** Begin INFORMATION GIVEN **

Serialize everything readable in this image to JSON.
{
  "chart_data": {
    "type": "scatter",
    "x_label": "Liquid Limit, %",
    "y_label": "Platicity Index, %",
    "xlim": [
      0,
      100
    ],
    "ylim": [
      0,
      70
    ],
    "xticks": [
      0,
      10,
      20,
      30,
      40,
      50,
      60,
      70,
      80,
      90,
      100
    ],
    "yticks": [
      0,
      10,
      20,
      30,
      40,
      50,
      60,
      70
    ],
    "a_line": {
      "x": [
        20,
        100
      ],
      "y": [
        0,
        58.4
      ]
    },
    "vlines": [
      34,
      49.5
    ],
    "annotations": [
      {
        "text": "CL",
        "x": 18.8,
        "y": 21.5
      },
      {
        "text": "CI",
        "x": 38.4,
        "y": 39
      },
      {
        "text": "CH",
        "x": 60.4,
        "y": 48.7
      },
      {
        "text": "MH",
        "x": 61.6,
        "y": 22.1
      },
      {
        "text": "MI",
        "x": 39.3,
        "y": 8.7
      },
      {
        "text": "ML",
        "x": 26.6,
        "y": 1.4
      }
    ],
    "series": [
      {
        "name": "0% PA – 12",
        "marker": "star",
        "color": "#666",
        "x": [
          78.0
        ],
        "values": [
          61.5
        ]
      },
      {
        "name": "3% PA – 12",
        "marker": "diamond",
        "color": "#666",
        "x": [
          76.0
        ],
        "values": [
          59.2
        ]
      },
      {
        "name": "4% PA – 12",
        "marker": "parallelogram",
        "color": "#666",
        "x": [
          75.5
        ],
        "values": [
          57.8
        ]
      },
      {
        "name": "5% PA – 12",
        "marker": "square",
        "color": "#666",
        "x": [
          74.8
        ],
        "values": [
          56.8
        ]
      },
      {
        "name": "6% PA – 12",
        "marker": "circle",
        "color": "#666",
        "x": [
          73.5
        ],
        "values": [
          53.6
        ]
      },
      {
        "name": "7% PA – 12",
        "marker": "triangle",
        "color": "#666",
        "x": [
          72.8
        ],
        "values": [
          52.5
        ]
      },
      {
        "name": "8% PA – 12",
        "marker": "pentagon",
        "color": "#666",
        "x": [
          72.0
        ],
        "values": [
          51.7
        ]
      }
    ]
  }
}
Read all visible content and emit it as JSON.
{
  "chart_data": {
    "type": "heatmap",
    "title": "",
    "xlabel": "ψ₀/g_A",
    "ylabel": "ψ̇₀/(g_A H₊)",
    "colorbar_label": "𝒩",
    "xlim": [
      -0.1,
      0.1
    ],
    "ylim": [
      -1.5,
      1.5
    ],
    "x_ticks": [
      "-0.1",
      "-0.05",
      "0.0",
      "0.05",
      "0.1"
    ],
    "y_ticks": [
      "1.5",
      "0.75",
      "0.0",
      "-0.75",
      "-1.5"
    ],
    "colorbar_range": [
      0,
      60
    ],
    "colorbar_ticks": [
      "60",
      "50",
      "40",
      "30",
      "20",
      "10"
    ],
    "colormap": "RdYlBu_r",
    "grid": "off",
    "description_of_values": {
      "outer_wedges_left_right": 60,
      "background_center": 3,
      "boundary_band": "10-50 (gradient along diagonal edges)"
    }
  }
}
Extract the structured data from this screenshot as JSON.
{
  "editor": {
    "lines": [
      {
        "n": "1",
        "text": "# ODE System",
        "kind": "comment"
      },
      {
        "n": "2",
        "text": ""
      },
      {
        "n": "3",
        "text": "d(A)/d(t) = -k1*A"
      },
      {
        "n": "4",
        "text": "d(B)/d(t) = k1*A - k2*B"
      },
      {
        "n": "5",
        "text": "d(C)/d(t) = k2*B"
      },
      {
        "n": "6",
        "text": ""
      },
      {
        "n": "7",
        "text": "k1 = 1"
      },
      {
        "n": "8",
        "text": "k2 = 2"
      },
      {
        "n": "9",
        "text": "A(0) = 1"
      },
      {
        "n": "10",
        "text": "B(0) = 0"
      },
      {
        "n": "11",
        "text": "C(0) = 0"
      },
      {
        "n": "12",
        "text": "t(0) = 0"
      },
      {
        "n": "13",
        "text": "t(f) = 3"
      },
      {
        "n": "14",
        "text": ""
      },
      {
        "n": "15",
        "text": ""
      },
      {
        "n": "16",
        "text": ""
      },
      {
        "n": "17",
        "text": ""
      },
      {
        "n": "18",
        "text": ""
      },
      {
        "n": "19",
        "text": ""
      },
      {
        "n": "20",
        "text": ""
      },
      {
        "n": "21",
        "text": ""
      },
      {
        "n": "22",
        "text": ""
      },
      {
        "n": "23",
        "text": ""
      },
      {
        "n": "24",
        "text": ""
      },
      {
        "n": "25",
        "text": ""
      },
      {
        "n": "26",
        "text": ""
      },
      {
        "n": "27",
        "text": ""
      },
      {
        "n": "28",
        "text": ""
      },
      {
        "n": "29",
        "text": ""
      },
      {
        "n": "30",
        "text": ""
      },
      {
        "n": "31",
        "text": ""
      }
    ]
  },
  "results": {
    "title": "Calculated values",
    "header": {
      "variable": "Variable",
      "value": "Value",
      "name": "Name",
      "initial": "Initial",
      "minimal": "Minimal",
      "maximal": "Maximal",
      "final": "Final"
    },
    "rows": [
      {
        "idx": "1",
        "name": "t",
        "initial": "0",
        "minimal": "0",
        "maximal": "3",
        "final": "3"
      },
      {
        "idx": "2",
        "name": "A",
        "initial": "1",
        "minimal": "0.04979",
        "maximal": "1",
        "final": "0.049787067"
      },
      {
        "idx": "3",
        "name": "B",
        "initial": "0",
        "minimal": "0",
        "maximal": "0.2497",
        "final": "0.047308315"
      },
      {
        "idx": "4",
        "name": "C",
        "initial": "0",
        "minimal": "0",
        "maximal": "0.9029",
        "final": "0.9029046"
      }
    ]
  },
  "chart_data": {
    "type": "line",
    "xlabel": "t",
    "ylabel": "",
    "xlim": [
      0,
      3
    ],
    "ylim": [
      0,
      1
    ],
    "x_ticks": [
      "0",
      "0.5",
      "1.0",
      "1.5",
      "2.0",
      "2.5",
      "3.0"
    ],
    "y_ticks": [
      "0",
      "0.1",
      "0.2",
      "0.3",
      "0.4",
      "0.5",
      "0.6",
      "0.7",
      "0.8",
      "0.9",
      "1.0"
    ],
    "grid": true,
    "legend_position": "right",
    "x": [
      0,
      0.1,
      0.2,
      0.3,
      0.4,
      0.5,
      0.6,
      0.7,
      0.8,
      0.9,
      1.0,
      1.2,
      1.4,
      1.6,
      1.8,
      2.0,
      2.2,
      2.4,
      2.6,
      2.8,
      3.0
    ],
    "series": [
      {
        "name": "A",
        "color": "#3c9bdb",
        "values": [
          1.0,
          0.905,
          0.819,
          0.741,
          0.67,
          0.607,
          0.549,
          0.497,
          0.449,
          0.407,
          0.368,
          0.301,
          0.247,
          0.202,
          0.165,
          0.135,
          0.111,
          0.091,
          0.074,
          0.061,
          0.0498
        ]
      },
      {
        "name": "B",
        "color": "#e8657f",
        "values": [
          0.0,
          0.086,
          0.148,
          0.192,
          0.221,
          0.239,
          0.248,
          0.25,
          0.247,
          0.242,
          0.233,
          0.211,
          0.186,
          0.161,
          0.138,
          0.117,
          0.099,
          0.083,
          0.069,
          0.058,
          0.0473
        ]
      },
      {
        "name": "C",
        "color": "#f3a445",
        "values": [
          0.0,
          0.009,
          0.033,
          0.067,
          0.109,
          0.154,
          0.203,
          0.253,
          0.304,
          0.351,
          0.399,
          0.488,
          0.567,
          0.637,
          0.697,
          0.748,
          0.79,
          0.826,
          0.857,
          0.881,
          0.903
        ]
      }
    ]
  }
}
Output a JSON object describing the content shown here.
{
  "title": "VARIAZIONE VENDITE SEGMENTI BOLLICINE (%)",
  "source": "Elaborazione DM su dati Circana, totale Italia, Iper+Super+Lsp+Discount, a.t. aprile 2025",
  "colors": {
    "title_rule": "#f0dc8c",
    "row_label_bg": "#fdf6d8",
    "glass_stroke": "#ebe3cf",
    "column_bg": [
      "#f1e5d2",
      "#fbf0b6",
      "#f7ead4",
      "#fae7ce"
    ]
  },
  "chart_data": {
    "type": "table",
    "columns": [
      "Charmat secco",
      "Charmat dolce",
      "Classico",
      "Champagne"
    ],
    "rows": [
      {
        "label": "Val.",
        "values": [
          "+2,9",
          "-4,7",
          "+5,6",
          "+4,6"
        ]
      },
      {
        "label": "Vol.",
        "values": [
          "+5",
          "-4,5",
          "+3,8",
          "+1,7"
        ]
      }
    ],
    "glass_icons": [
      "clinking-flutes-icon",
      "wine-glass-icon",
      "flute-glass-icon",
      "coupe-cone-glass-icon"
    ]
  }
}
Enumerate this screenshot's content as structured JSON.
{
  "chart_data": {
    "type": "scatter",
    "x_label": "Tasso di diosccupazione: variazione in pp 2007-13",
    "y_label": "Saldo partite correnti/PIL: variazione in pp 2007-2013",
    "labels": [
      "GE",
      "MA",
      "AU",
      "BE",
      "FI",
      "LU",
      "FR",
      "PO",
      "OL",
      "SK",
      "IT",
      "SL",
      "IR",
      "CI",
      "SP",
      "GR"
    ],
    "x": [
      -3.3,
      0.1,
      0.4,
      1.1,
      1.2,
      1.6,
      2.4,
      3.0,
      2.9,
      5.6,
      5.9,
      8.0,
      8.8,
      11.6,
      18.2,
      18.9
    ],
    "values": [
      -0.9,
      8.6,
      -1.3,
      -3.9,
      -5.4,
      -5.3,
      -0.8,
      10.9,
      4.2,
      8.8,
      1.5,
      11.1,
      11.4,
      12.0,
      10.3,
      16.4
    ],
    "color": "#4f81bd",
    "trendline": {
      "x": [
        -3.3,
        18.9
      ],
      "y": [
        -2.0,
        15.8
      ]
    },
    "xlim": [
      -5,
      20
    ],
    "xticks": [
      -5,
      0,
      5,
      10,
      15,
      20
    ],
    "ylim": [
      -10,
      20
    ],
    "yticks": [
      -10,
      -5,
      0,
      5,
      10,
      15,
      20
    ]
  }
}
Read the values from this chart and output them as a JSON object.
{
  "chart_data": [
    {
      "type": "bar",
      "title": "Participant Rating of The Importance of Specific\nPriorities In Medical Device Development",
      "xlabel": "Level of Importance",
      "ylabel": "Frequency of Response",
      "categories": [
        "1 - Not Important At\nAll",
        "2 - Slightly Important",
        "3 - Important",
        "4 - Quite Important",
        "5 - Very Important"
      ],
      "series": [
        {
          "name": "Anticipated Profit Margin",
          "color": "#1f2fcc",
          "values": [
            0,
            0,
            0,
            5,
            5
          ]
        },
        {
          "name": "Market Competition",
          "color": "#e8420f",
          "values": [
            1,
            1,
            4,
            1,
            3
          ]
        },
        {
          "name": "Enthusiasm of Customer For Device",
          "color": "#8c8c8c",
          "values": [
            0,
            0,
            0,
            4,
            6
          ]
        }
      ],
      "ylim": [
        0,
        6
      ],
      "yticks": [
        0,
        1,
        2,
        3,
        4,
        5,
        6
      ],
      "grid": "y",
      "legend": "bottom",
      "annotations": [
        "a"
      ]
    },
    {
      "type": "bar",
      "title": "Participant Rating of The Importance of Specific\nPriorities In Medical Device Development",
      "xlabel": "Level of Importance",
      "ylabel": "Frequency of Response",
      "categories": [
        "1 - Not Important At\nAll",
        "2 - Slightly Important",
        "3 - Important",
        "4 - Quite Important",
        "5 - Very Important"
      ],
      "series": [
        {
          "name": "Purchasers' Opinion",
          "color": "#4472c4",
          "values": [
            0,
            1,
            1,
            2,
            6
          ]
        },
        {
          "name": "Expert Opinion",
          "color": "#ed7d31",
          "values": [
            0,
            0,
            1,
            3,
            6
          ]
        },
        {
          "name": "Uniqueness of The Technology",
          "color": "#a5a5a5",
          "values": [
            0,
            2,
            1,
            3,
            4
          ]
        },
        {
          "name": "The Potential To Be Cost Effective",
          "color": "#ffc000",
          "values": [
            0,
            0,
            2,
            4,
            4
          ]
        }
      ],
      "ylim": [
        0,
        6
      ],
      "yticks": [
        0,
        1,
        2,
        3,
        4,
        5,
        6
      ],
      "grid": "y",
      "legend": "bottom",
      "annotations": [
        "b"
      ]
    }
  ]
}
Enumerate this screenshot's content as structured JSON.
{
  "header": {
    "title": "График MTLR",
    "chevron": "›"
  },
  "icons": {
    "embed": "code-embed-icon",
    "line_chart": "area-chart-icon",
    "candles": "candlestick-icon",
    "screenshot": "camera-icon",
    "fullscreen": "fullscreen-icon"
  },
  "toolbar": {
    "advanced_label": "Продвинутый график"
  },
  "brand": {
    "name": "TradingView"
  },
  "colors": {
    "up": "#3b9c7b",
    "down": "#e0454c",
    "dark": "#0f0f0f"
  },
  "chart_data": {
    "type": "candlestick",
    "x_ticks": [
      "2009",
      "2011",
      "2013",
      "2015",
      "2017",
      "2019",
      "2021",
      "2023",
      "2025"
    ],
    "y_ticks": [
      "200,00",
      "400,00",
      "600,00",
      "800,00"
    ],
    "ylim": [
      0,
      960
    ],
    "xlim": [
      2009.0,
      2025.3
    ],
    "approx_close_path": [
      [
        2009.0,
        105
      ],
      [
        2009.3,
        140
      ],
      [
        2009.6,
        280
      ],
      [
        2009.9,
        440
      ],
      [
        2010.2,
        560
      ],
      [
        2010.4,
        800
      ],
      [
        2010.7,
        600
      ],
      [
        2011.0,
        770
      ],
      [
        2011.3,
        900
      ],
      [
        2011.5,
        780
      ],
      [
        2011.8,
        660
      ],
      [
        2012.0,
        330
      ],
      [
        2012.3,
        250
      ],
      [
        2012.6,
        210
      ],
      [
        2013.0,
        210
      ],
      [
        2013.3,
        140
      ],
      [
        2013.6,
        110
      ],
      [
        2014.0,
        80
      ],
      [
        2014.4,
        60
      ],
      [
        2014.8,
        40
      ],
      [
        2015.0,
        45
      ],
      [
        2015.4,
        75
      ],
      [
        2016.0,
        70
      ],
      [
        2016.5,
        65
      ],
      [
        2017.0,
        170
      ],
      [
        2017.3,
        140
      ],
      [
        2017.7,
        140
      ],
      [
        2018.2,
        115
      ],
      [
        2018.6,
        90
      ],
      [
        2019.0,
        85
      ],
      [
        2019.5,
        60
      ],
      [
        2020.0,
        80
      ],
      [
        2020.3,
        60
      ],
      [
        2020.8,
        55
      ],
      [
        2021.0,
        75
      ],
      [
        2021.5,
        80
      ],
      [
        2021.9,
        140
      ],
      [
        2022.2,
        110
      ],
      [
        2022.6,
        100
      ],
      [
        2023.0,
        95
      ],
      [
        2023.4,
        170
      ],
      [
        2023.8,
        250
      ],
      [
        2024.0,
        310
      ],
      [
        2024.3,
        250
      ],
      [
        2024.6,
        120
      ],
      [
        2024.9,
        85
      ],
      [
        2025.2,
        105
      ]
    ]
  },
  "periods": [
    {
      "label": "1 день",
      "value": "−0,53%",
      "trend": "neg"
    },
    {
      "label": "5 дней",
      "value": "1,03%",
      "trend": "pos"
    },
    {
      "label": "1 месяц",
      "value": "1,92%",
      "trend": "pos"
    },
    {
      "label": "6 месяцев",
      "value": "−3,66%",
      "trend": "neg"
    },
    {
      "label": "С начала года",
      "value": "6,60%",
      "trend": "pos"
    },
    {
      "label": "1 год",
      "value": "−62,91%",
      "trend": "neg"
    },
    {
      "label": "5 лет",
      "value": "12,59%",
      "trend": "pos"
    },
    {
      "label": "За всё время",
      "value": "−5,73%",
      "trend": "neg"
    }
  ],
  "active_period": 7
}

** End INFORMATION GIVEN **

PROBLEM TO WORK ON
Pull every line containing the word "ylabel" out of the material and copy it.

RESPONSE
    "ylabel": "ψ̇₀/(g_A H₊)",
    "ylabel": "",
      "ylabel": "Frequency of Response",
      "ylabel": "Frequency of Response",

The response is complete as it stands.